*Goal 1:*
In the CUDA chapter below, rewrite the paragraph beginning "The most common mistake" as a shorter paragraph that keeps its main facts.

*Supplied text:*
# Chapter 9: Developer Tools

## CUDA Python Performance

In order to achieve optimal performance in CUDA, you must consider several factors:
- Localizing memory access in order to minimize memory latency.
- Maximizing the number of active threads per multiprocessor to ensure high utilization of your hardware.
- Minimization of conditional branching.

In order to overcome the bottleneck between CPU and GPU across the PCIe bus, we want to:
- Minimize the volume of data transferred.  Transferring data in large batches can minimize the number of data transfer operations.
- Organize data in a way that complements the hardware architecture.
- Utilize asynchronous transfer features that will allow computation and data transfer to occur simultaneously.  Overlapping data transfers with computation can hide latencies caused by data transfers. 

## Common Pitfalls
The most common mistake is running a CPU-only code on a GPU node. Only codes that have been explicitly written to run on a GPU can take advantage of a GPU. Ensure your codes are using the correct GPU accelerated libraries, drivers, and hardware.

**Zero GPU Utilization**
Check to make sure your software is GPU enabled.  Only codes that have been explicitly written to use GPUs can take advantage of them.
Make sure your software environment is properly configured. In some cases certain libraries must be available for your code to run on GPUs. Check your dependencies, version of CUDA Toolkit, and your software environment requirements.
 
**Low GPU Utilization** (e.g. less than ~15%)
Using more GPUs than necessary.  You can find the optimal number of GPUs and CPU-cores by performing a scaling analysis.

*Goal 2:*
List every line of the rows below that contains the string "search". Case counts.

*Entries provided:*
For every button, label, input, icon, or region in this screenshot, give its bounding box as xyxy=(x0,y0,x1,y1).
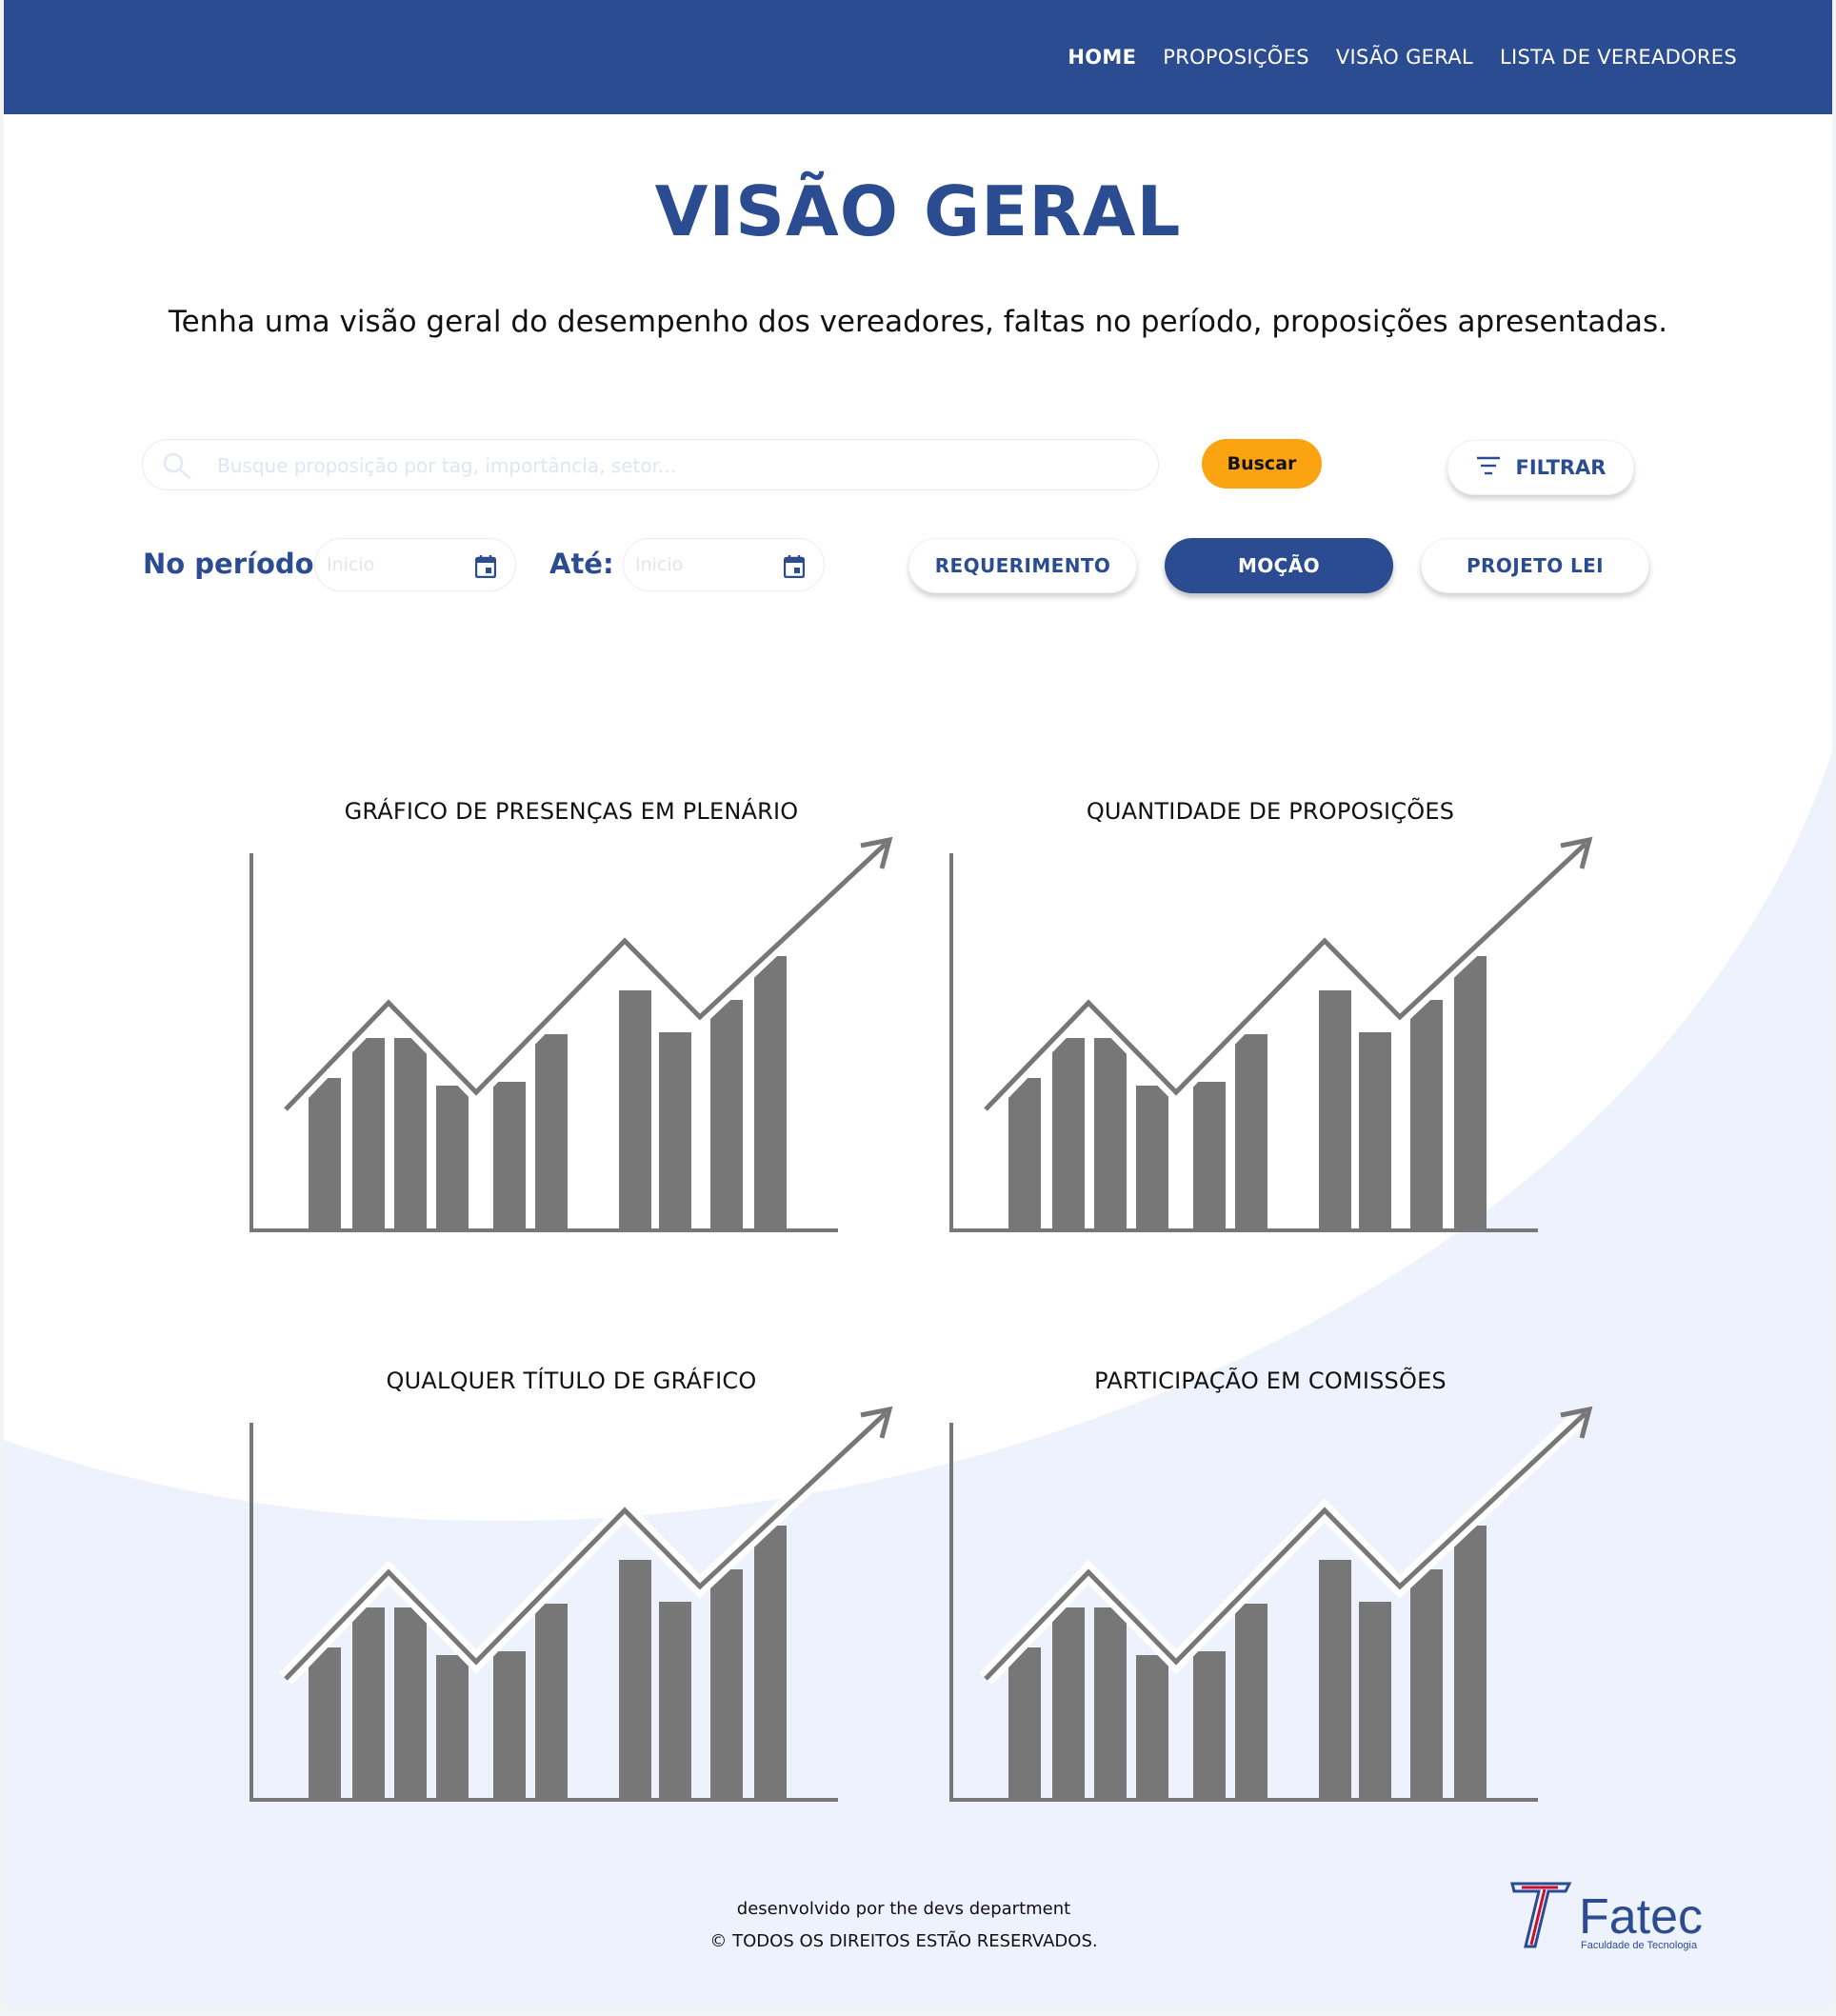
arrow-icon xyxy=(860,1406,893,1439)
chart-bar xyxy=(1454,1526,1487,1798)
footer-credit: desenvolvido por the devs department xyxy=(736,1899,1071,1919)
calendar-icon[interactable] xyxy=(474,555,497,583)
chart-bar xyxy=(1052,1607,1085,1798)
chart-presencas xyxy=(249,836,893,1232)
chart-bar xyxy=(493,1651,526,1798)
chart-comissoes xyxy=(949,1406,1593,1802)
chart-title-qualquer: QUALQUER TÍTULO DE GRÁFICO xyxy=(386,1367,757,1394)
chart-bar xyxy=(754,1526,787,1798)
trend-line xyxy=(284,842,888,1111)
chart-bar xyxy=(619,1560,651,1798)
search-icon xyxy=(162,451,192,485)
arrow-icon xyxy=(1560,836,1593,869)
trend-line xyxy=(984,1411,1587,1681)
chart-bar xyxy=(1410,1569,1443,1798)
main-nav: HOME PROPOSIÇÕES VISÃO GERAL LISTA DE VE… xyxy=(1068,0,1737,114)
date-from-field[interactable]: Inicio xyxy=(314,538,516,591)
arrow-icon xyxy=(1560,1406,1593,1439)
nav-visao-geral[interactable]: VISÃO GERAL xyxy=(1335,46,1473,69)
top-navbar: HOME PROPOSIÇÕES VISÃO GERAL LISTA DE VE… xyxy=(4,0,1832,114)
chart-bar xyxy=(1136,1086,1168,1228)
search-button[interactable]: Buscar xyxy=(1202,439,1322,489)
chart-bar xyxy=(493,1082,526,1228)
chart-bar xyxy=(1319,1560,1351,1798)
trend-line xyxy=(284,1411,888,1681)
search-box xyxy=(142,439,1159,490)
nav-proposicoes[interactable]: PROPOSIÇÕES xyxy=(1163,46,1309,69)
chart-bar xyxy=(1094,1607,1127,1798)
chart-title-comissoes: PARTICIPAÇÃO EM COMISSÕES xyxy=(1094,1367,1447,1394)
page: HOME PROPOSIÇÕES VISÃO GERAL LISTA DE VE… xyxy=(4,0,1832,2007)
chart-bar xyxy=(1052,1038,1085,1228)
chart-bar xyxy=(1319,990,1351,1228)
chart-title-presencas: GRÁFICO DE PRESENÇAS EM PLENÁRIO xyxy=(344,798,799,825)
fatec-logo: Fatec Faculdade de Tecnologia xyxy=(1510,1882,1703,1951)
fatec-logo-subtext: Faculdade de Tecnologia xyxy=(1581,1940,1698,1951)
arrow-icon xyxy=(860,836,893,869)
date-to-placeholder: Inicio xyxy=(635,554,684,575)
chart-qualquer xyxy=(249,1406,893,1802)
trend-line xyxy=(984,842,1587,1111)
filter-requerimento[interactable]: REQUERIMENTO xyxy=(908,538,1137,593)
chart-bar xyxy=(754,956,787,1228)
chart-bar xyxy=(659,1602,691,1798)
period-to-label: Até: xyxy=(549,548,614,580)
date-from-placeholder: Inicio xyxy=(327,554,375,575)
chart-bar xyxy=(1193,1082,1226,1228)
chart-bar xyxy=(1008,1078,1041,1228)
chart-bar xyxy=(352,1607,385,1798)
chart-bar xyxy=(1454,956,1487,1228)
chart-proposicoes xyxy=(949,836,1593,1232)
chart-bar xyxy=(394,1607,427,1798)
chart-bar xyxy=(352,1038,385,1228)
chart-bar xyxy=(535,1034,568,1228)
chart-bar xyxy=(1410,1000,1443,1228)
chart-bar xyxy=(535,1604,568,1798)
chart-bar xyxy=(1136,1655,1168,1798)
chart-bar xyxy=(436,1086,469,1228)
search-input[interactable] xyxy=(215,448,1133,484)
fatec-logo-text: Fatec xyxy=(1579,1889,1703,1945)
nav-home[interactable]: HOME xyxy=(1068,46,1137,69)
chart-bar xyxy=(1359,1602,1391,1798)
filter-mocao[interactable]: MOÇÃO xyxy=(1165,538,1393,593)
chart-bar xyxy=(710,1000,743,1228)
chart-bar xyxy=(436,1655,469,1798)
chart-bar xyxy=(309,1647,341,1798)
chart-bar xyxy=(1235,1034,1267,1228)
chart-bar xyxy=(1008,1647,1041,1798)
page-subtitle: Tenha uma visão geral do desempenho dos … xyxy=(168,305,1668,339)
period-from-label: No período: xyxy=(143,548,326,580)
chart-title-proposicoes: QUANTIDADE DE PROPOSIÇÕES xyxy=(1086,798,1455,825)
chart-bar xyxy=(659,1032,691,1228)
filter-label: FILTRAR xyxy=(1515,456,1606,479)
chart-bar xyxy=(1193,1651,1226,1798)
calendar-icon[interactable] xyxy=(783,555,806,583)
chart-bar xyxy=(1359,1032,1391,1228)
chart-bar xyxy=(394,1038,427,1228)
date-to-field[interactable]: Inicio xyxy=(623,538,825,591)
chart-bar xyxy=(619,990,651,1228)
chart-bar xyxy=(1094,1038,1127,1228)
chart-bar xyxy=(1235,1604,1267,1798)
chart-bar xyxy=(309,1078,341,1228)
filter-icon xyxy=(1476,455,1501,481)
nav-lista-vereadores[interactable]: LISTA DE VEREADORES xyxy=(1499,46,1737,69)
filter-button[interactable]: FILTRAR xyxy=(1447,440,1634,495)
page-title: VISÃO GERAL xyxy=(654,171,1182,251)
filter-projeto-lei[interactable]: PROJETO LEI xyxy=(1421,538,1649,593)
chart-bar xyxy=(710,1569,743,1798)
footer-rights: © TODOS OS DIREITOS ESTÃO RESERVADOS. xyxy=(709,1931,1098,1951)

*Written answer 1:*
The most frequent error is running CPU-only code on a GPU node. Only code explicitly written for GPUs can use them, so make sure your code uses the correct GPU-accelerated libraries, drivers, and hardware.

*Written answer 2:*
search-icon xyxy=(162,451,192,485)
search-button[interactable]: Buscar xyxy=(1202,439,1322,489)
search-box xyxy=(142,439,1159,490)
search-input[interactable] xyxy=(215,448,1133,484)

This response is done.